[Given task]
Copy each line where the word "into" occurs.

□ □ □ □ □

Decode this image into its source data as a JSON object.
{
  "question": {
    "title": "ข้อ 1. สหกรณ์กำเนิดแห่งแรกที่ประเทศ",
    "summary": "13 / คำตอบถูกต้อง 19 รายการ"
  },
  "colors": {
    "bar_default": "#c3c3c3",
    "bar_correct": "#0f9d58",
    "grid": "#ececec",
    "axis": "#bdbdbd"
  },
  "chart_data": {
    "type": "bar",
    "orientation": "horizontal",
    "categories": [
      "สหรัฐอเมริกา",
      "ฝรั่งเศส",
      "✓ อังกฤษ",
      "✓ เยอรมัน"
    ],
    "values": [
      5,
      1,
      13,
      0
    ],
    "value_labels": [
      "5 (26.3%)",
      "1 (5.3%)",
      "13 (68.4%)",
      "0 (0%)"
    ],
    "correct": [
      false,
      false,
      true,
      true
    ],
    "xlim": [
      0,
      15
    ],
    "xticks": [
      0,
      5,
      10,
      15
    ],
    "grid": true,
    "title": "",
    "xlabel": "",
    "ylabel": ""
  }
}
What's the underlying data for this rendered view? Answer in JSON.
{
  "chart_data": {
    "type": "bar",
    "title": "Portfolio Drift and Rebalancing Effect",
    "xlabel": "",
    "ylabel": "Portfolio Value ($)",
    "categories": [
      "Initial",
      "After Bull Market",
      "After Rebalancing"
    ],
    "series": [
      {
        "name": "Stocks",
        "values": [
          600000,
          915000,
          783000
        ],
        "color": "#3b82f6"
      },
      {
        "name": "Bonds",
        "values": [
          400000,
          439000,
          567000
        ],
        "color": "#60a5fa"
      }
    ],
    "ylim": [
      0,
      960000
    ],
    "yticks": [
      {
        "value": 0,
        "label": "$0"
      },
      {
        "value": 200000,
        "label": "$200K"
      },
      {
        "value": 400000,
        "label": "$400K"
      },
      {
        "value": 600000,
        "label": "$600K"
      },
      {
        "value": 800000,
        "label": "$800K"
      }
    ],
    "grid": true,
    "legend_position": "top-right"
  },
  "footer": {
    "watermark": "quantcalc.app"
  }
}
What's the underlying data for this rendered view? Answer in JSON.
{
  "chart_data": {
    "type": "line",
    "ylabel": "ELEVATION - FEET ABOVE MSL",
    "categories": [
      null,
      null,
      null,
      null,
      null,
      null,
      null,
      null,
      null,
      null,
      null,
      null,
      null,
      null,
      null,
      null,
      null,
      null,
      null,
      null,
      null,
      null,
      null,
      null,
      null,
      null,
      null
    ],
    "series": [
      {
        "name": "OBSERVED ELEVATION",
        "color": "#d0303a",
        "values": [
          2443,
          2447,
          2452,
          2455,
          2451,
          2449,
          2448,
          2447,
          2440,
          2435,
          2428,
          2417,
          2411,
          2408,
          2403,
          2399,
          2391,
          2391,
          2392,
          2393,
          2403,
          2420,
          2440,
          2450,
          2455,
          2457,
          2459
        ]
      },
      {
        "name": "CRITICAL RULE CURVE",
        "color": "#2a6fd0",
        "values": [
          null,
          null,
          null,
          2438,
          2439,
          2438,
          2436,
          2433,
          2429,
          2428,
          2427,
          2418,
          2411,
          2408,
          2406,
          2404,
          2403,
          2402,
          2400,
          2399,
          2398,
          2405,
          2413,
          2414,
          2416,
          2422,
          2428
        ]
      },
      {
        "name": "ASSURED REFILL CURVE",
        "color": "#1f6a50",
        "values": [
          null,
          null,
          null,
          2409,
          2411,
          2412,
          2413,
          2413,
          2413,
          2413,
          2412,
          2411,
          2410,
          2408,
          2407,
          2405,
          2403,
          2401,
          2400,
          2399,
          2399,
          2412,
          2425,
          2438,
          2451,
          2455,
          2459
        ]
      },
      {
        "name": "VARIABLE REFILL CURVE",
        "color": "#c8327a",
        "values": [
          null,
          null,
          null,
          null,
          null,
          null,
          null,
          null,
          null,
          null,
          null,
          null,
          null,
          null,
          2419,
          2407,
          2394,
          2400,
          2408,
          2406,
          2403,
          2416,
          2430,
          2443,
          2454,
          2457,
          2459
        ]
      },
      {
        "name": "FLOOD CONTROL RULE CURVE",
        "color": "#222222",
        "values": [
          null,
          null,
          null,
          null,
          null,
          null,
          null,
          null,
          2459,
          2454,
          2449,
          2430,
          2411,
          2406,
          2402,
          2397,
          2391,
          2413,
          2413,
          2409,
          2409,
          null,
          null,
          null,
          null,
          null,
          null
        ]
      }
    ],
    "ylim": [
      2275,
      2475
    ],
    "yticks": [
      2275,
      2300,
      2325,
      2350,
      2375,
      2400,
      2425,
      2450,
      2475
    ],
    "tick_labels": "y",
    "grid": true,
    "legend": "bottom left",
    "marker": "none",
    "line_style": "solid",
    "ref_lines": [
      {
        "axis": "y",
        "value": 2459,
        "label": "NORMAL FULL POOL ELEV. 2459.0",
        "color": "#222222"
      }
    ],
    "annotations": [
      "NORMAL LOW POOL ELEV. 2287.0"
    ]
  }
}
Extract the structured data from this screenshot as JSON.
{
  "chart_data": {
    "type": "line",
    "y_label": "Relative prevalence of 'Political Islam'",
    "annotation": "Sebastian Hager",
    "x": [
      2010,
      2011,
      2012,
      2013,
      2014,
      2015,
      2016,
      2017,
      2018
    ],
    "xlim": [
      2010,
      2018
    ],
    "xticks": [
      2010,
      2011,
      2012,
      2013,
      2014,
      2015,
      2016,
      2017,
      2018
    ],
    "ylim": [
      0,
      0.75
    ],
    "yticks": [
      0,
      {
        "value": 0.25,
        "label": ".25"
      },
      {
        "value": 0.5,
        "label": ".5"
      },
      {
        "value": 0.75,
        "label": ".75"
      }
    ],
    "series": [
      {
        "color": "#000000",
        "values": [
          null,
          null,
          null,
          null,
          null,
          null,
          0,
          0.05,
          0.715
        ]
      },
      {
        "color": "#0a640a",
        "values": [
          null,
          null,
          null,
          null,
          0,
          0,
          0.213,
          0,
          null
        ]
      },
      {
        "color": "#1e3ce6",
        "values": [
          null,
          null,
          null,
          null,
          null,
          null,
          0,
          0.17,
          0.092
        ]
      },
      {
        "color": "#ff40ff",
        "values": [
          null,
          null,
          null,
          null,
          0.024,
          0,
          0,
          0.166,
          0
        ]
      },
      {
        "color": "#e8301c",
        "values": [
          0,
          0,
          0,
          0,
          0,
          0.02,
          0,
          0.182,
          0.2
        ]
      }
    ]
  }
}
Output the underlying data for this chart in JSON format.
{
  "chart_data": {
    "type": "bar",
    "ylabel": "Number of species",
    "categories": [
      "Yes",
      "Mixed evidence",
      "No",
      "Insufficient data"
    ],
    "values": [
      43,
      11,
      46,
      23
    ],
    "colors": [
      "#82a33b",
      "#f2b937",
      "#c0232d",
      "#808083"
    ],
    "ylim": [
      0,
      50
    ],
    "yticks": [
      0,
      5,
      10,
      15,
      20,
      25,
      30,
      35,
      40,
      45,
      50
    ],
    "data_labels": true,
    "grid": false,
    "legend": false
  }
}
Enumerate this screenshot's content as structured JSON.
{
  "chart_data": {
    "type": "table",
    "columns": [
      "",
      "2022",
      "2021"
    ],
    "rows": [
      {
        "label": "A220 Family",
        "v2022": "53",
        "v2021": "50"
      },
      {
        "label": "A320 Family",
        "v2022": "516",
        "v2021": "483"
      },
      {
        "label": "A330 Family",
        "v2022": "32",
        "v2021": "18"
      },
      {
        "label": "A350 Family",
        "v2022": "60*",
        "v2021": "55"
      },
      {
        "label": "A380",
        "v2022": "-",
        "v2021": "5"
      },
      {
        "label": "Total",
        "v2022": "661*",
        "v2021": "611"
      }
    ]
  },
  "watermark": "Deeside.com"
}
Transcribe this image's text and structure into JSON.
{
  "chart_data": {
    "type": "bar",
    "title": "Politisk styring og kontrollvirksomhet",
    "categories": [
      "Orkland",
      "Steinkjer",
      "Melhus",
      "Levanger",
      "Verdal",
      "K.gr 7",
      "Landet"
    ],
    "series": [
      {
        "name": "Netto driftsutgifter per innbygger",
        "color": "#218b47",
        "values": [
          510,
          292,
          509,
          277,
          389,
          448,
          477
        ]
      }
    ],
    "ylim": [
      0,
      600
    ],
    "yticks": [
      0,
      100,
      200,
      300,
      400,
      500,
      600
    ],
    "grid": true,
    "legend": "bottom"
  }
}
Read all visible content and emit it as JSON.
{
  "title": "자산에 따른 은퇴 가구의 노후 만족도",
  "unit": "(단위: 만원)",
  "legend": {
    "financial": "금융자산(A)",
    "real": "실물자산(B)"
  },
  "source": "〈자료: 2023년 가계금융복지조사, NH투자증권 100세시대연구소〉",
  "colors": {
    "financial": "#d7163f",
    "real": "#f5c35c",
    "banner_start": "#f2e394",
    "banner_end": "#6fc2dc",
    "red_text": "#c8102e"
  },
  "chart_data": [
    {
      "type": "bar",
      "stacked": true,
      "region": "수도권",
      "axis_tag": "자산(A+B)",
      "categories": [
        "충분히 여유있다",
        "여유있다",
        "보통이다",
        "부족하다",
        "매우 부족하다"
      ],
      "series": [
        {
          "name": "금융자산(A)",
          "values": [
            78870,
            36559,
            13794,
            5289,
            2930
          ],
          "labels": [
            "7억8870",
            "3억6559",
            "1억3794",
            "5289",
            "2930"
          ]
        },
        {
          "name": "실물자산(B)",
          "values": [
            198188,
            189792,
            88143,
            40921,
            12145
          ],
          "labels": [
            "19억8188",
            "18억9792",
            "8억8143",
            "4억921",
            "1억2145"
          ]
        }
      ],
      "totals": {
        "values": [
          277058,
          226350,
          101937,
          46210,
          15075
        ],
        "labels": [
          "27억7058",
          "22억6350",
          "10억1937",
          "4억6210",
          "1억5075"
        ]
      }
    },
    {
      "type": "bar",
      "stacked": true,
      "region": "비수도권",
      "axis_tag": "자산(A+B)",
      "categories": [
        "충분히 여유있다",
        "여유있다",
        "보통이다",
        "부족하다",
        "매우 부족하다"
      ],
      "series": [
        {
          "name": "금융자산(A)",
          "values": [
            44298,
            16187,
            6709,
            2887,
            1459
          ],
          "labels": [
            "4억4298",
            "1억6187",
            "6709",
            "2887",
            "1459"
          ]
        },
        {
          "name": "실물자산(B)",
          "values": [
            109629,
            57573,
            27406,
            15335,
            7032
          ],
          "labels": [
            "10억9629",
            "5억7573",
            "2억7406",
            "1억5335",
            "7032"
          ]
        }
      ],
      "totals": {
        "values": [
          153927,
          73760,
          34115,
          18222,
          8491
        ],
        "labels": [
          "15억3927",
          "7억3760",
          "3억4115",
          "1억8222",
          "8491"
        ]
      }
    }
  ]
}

□ □ □ □ □

[Problem solution]
Decode this image into its source data as a JSON object.
Transcribe this image's text and structure into JSON.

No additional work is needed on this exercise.